WHAT YOU SHOULD DO — Set down the material below in full, matching it exactly.

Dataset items
• • • • • • •

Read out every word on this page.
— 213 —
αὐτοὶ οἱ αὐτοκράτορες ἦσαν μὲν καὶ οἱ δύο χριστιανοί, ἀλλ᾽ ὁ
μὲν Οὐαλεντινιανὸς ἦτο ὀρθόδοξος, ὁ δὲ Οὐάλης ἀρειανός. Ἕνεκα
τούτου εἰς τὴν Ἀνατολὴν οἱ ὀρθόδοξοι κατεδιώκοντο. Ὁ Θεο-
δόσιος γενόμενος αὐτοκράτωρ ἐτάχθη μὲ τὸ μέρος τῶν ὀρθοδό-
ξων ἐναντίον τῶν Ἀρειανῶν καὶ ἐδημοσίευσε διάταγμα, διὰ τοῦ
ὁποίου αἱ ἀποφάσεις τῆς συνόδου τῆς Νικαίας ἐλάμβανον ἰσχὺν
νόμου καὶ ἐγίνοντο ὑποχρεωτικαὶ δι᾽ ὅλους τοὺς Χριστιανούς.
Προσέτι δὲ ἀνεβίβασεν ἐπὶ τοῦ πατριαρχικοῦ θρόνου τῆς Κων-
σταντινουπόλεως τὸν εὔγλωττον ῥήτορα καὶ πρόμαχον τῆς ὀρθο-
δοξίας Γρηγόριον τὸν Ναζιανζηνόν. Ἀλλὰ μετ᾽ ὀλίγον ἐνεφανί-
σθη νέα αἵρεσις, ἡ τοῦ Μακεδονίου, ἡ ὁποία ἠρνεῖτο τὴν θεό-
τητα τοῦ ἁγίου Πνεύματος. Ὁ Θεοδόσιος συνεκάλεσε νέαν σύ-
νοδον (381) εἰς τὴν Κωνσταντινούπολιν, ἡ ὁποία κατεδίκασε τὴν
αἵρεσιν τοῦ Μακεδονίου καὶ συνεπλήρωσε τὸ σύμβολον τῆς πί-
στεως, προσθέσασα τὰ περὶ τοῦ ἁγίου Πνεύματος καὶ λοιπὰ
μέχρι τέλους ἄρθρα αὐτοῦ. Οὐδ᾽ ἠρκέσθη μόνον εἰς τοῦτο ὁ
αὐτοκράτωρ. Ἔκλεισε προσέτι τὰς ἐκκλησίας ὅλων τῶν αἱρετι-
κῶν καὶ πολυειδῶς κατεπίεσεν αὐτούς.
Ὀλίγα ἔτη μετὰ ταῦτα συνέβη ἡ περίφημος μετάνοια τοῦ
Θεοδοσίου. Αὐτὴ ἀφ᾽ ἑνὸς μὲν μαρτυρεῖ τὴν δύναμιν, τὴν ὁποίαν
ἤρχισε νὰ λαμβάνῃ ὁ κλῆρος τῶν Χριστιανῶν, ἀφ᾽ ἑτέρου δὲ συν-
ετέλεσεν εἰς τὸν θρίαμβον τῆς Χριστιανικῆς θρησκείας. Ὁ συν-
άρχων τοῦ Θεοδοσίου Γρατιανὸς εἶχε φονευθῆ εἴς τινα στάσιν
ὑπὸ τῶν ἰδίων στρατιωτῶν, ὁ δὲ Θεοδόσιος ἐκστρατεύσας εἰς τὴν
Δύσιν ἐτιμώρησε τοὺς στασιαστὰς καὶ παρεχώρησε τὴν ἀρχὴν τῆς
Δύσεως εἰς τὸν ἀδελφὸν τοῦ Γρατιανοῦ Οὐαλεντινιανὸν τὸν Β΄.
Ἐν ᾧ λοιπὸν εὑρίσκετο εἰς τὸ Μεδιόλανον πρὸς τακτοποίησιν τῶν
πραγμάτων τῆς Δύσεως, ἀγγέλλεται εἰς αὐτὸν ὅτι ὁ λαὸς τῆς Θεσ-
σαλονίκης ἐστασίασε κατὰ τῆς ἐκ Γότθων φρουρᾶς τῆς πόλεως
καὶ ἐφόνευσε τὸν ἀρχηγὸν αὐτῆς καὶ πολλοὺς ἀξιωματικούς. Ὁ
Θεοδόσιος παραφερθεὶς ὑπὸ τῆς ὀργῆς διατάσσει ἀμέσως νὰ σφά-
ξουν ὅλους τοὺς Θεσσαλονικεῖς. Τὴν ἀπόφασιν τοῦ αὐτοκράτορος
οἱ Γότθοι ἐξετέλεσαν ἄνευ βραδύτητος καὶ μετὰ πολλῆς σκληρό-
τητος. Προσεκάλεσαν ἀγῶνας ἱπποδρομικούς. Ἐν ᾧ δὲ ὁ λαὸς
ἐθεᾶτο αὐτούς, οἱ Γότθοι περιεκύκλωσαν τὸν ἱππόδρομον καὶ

• • • • • • •

OUTPUT —
Read out every word on this page.
— 213 —
αὐτοὶ οἱ αὐτοκράτορες ἦσαν μὲν καὶ οἱ δύο χριστιανοί, ἀλλ᾽ ὁ
μὲν Οὐαλεντινιανὸς ἦτο ὀρθόδοξος, ὁ δὲ Οὐάλης ἀρειανός. Ἕνεκα
τούτου εἰς τὴν Ἀνατολὴν οἱ ὀρθόδοξοι κατεδιώκοντο. Ὁ Θεο-
δόσιος γενόμενος αὐτοκράτωρ ἐτάχθη μὲ τὸ μέρος τῶν ὀρθοδό-
ξων ἐναντίον τῶν Ἀρειανῶν καὶ ἐδημοσίευσε διάταγμα, διὰ τοῦ
ὁποίου αἱ ἀποφάσεις τῆς συνόδου τῆς Νικαίας ἐλάμβανον ἰσχὺν
νόμου καὶ ἐγίνοντο ὑποχρεωτικαὶ δι᾽ ὅλους τοὺς Χριστιανούς.
Προσέτι δὲ ἀνεβίβασεν ἐπὶ τοῦ πατριαρχικοῦ θρόνου τῆς Κων-
σταντινουπόλεως τὸν εὔγλωττον ῥήτορα καὶ πρόμαχον τῆς ὀρθο-
δοξίας Γρηγόριον τὸν Ναζιανζηνόν. Ἀλλὰ μετ᾽ ὀλίγον ἐνεφανί-
σθη νέα αἵρεσις, ἡ τοῦ Μακεδονίου, ἡ ὁποία ἠρνεῖτο τὴν θεό-
τητα τοῦ ἁγίου Πνεύματος. Ὁ Θεοδόσιος συνεκάλεσε νέαν σύ-
νοδον (381) εἰς τὴν Κωνσταντινούπολιν, ἡ ὁποία κατεδίκασε τὴν
αἵρεσιν τοῦ Μακεδονίου καὶ συνεπλήρωσε τὸ σύμβολον τῆς πί-
στεως, προσθέσασα τὰ περὶ τοῦ ἁγίου Πνεύματος καὶ λοιπὰ
μέχρι τέλους ἄρθρα αὐτοῦ. Οὐδ᾽ ἠρκέσθη μόνον εἰς τοῦτο ὁ
αὐτοκράτωρ. Ἔκλεισε προσέτι τὰς ἐκκλησίας ὅλων τῶν αἱρετι-
κῶν καὶ πολυειδῶς κατεπίεσεν αὐτούς.
Ὀλίγα ἔτη μετὰ ταῦτα συνέβη ἡ περίφημος μετάνοια τοῦ
Θεοδοσίου. Αὐτὴ ἀφ᾽ ἑνὸς μὲν μαρτυρεῖ τὴν δύναμιν, τὴν ὁποίαν
ἤρχισε νὰ λαμβάνῃ ὁ κλῆρος τῶν Χριστιανῶν, ἀφ᾽ ἑτέρου δὲ συν-
ετέλεσεν εἰς τὸν θρίαμβον τῆς Χριστιανικῆς θρησκείας. Ὁ συν-
άρχων τοῦ Θεοδοσίου Γρατιανὸς εἶχε φονευθῆ εἴς τινα στάσιν
ὑπὸ τῶν ἰδίων στρατιωτῶν, ὁ δὲ Θεοδόσιος ἐκστρατεύσας εἰς τὴν
Δύσιν ἐτιμώρησε τοὺς στασιαστὰς καὶ παρεχώρησε τὴν ἀρχὴν τῆς
Δύσεως εἰς τὸν ἀδελφὸν τοῦ Γρατιανοῦ Οὐαλεντινιανὸν τὸν Β΄.
Ἐν ᾧ λοιπὸν εὑρίσκετο εἰς τὸ Μεδιόλανον πρὸς τακτοποίησιν τῶν
πραγμάτων τῆς Δύσεως, ἀγγέλλεται εἰς αὐτὸν ὅτι ὁ λαὸς τῆς Θεσ-
σαλονίκης ἐστασίασε κατὰ τῆς ἐκ Γότθων φρουρᾶς τῆς πόλεως
καὶ ἐφόνευσε τὸν ἀρχηγὸν αὐτῆς καὶ πολλοὺς ἀξιωματικούς. Ὁ
Θεοδόσιος παραφερθεὶς ὑπὸ τῆς ὀργῆς διατάσσει ἀμέσως νὰ σφά-
ξουν ὅλους τοὺς Θεσσαλονικεῖς. Τὴν ἀπόφασιν τοῦ αὐτοκράτορος
οἱ Γότθοι ἐξετέλεσαν ἄνευ βραδύτητος καὶ μετὰ πολλῆς σκληρό-
τητος. Προσεκάλεσαν ἀγῶνας ἱπποδρομικούς. Ἐν ᾧ δὲ ὁ λαὸς
ἐθεᾶτο αὐτούς, οἱ Γότθοι περιεκύκλωσαν τὸν ἱππόδρομον καὶ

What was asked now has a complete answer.